| EXERCISE BRIEF |
Print out every line, exactly as written.

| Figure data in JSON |
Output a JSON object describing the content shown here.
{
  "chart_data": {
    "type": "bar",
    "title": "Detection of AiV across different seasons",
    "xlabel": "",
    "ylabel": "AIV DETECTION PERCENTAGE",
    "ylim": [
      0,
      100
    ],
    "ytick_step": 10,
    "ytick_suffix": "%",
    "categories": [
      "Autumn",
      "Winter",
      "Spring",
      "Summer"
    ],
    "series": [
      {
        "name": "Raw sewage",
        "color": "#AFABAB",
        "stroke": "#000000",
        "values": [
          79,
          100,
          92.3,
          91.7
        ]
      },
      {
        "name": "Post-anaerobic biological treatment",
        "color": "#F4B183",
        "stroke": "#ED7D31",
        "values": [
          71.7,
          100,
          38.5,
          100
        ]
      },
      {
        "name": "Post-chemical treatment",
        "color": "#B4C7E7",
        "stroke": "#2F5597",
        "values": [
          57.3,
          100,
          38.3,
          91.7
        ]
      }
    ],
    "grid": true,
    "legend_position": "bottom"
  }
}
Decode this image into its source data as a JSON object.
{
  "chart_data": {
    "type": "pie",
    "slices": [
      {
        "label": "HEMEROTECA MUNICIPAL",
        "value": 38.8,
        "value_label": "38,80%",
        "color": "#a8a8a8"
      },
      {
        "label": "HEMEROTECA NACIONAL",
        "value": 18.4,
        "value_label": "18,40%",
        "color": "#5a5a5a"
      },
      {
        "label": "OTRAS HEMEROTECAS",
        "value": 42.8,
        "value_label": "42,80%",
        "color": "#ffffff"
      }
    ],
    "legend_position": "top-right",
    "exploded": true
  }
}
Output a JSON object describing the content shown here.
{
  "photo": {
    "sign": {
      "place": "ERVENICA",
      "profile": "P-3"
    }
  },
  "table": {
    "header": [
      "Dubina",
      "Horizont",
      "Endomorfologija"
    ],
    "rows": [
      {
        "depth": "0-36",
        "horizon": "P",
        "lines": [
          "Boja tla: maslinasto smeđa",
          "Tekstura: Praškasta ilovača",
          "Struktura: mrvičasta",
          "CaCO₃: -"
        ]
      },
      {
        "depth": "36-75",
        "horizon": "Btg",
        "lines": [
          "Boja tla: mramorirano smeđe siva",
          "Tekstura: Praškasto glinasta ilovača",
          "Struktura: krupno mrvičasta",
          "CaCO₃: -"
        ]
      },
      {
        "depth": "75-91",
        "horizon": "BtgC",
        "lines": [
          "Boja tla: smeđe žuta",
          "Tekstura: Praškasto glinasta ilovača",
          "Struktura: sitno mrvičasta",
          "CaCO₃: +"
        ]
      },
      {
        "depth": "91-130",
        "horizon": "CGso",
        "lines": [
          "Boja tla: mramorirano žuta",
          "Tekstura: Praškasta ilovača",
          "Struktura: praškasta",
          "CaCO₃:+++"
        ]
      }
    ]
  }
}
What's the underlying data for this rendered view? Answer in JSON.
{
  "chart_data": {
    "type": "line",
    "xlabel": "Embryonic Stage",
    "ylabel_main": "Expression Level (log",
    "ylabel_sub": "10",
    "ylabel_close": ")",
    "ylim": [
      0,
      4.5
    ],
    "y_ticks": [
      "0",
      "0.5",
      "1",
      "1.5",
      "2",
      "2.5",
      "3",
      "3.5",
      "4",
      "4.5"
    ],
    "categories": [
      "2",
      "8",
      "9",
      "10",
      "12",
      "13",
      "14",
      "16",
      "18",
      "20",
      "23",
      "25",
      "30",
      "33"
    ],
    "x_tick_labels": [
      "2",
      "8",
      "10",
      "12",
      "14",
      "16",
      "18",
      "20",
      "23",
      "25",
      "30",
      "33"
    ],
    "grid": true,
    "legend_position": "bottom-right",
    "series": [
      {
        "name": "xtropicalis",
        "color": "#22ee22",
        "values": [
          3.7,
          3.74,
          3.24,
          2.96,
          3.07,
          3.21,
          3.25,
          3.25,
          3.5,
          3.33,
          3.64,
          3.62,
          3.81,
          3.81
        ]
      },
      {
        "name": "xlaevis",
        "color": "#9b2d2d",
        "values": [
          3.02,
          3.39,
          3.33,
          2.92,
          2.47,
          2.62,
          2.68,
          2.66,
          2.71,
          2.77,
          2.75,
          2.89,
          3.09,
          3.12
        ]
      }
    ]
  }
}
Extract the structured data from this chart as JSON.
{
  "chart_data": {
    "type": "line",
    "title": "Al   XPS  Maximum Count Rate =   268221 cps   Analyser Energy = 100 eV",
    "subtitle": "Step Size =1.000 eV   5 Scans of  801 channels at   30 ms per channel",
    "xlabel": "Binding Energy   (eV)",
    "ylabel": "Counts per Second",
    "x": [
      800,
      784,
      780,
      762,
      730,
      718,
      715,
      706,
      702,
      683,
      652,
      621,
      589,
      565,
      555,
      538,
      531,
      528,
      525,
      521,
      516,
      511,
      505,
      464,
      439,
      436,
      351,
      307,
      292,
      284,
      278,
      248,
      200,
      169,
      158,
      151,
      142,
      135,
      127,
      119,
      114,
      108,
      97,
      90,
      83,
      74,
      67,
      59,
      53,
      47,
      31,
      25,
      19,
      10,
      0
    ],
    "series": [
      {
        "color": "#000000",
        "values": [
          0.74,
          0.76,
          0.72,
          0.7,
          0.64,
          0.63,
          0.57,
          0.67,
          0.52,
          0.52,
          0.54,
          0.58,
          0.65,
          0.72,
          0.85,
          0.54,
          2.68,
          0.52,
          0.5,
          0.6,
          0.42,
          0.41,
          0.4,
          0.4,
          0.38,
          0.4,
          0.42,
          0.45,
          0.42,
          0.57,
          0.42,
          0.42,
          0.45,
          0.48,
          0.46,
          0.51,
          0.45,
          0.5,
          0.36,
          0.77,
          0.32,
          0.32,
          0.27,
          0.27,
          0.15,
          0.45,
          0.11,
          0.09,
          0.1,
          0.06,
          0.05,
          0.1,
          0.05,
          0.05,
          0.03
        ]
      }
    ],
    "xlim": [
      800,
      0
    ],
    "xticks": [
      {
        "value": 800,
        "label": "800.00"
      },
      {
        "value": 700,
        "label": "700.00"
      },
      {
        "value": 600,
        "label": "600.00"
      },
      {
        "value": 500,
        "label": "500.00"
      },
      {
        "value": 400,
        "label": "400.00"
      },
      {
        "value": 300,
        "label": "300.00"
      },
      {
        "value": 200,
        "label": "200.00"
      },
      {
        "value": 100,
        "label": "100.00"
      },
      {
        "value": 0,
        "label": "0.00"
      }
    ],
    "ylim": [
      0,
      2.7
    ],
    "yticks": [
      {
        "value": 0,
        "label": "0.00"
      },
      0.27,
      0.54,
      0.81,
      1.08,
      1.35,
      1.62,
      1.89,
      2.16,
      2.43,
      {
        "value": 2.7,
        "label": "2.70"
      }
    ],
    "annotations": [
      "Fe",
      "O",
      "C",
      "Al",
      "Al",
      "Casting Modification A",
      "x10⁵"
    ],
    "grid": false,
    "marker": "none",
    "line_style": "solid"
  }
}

| RESPONSE TO THE EXERCISE |
Output a JSON object describing the content shown here.
{
  "chart_data": {
    "type": "bar",
    "title": "Detection of AiV across different seasons",
    "xlabel": "",
    "ylabel": "AIV DETECTION PERCENTAGE",
    "ylim": [
      0,
      100
    ],
    "ytick_step": 10,
    "ytick_suffix": "%",
    "categories": [
      "Autumn",
      "Winter",
      "Spring",
      "Summer"
    ],
    "series": [
      {
        "name": "Raw sewage",
        "color": "#AFABAB",
        "stroke": "#000000",
        "values": [
          79,
          100,
          92.3,
          91.7
        ]
      },
      {
        "name": "Post-anaerobic biological treatment",
        "color": "#F4B183",
        "stroke": "#ED7D31",
        "values": [
          71.7,
          100,
          38.5,
          100
        ]
      },
      {
        "name": "Post-chemical treatment",
        "color": "#B4C7E7",
        "stroke": "#2F5597",
        "values": [
          57.3,
          100,
          38.3,
          91.7
        ]
      }
    ],
    "grid": true,
    "legend_position": "bottom"
  }
}
Decode this image into its source data as a JSON object.
{
  "chart_data": {
    "type": "pie",
    "slices": [
      {
        "label": "HEMEROTECA MUNICIPAL",
        "value": 38.8,
        "value_label": "38,80%",
        "color": "#a8a8a8"
      },
      {
        "label": "HEMEROTECA NACIONAL",
        "value": 18.4,
        "value_label": "18,40%",
        "color": "#5a5a5a"
      },
      {
        "label": "OTRAS HEMEROTECAS",
        "value": 42.8,
        "value_label": "42,80%",
        "color": "#ffffff"
      }
    ],
    "legend_position": "top-right",
    "exploded": true
  }
}
Output a JSON object describing the content shown here.
{
  "photo": {
    "sign": {
      "place": "ERVENICA",
      "profile": "P-3"
    }
  },
  "table": {
    "header": [
      "Dubina",
      "Horizont",
      "Endomorfologija"
    ],
    "rows": [
      {
        "depth": "0-36",
        "horizon": "P",
        "lines": [
          "Boja tla: maslinasto smeđa",
          "Tekstura: Praškasta ilovača",
          "Struktura: mrvičasta",
          "CaCO₃: -"
        ]
      },
      {
        "depth": "36-75",
        "horizon": "Btg",
        "lines": [
          "Boja tla: mramorirano smeđe siva",
          "Tekstura: Praškasto glinasta ilovača",
          "Struktura: krupno mrvičasta",
          "CaCO₃: -"
        ]
      },
      {
        "depth": "75-91",
        "horizon": "BtgC",
        "lines": [
          "Boja tla: smeđe žuta",
          "Tekstura: Praškasto glinasta ilovača",
          "Struktura: sitno mrvičasta",
          "CaCO₃: +"
        ]
      },
      {
        "depth": "91-130",
        "horizon": "CGso",
        "lines": [
          "Boja tla: mramorirano žuta",
          "Tekstura: Praškasta ilovača",
          "Struktura: praškasta",
          "CaCO₃:+++"
        ]
      }
    ]
  }
}
What's the underlying data for this rendered view? Answer in JSON.
{
  "chart_data": {
    "type": "line",
    "xlabel": "Embryonic Stage",
    "ylabel_main": "Expression Level (log",
    "ylabel_sub": "10",
    "ylabel_close": ")",
    "ylim": [
      0,
      4.5
    ],
    "y_ticks": [
      "0",
      "0.5",
      "1",
      "1.5",
      "2",
      "2.5",
      "3",
      "3.5",
      "4",
      "4.5"
    ],
    "categories": [
      "2",
      "8",
      "9",
      "10",
      "12",
      "13",
      "14",
      "16",
      "18",
      "20",
      "23",
      "25",
      "30",
      "33"
    ],
    "x_tick_labels": [
      "2",
      "8",
      "10",
      "12",
      "14",
      "16",
      "18",
      "20",
      "23",
      "25",
      "30",
      "33"
    ],
    "grid": true,
    "legend_position": "bottom-right",
    "series": [
      {
        "name": "xtropicalis",
        "color": "#22ee22",
        "values": [
          3.7,
          3.74,
          3.24,
          2.96,
          3.07,
          3.21,
          3.25,
          3.25,
          3.5,
          3.33,
          3.64,
          3.62,
          3.81,
          3.81
        ]
      },
      {
        "name": "xlaevis",
        "color": "#9b2d2d",
        "values": [
          3.02,
          3.39,
          3.33,
          2.92,
          2.47,
          2.62,
          2.68,
          2.66,
          2.71,
          2.77,
          2.75,
          2.89,
          3.09,
          3.12
        ]
      }
    ]
  }
}
Extract the structured data from this chart as JSON.
{
  "chart_data": {
    "type": "line",
    "title": "Al   XPS  Maximum Count Rate =   268221 cps   Analyser Energy = 100 eV",
    "subtitle": "Step Size =1.000 eV   5 Scans of  801 channels at   30 ms per channel",
    "xlabel": "Binding Energy   (eV)",
    "ylabel": "Counts per Second",
    "x": [
      800,
      784,
      780,
      762,
      730,
      718,
      715,
      706,
      702,
      683,
      652,
      621,
      589,
      565,
      555,
      538,
      531,
      528,
      525,
      521,
      516,
      511,
      505,
      464,
      439,
      436,
      351,
      307,
      292,
      284,
      278,
      248,
      200,
      169,
      158,
      151,
      142,
      135,
      127,
      119,
      114,
      108,
      97,
      90,
      83,
      74,
      67,
      59,
      53,
      47,
      31,
      25,
      19,
      10,
      0
    ],
    "series": [
      {
        "color": "#000000",
        "values": [
          0.74,
          0.76,
          0.72,
          0.7,
          0.64,
          0.63,
          0.57,
          0.67,
          0.52,
          0.52,
          0.54,
          0.58,
          0.65,
          0.72,
          0.85,
          0.54,
          2.68,
          0.52,
          0.5,
          0.6,
          0.42,
          0.41,
          0.4,
          0.4,
          0.38,
          0.4,
          0.42,
          0.45,
          0.42,
          0.57,
          0.42,
          0.42,
          0.45,
          0.48,
          0.46,
          0.51,
          0.45,
          0.5,
          0.36,
          0.77,
          0.32,
          0.32,
          0.27,
          0.27,
          0.15,
          0.45,
          0.11,
          0.09,
          0.1,
          0.06,
          0.05,
          0.1,
          0.05,
          0.05,
          0.03
        ]
      }
    ],
    "xlim": [
      800,
      0
    ],
    "xticks": [
      {
        "value": 800,
        "label": "800.00"
      },
      {
        "value": 700,
        "label": "700.00"
      },
      {
        "value": 600,
        "label": "600.00"
      },
      {
        "value": 500,
        "label": "500.00"
      },
      {
        "value": 400,
        "label": "400.00"
      },
      {
        "value": 300,
        "label": "300.00"
      },
      {
        "value": 200,
        "label": "200.00"
      },
      {
        "value": 100,
        "label": "100.00"
      },
      {
        "value": 0,
        "label": "0.00"
      }
    ],
    "ylim": [
      0,
      2.7
    ],
    "yticks": [
      {
        "value": 0,
        "label": "0.00"
      },
      0.27,
      0.54,
      0.81,
      1.08,
      1.35,
      1.62,
      1.89,
      2.16,
      2.43,
      {
        "value": 2.7,
        "label": "2.70"
      }
    ],
    "annotations": [
      "Fe",
      "O",
      "C",
      "Al",
      "Al",
      "Casting Modification A",
      "x10⁵"
    ],
    "grid": false,
    "marker": "none",
    "line_style": "solid"
  }
}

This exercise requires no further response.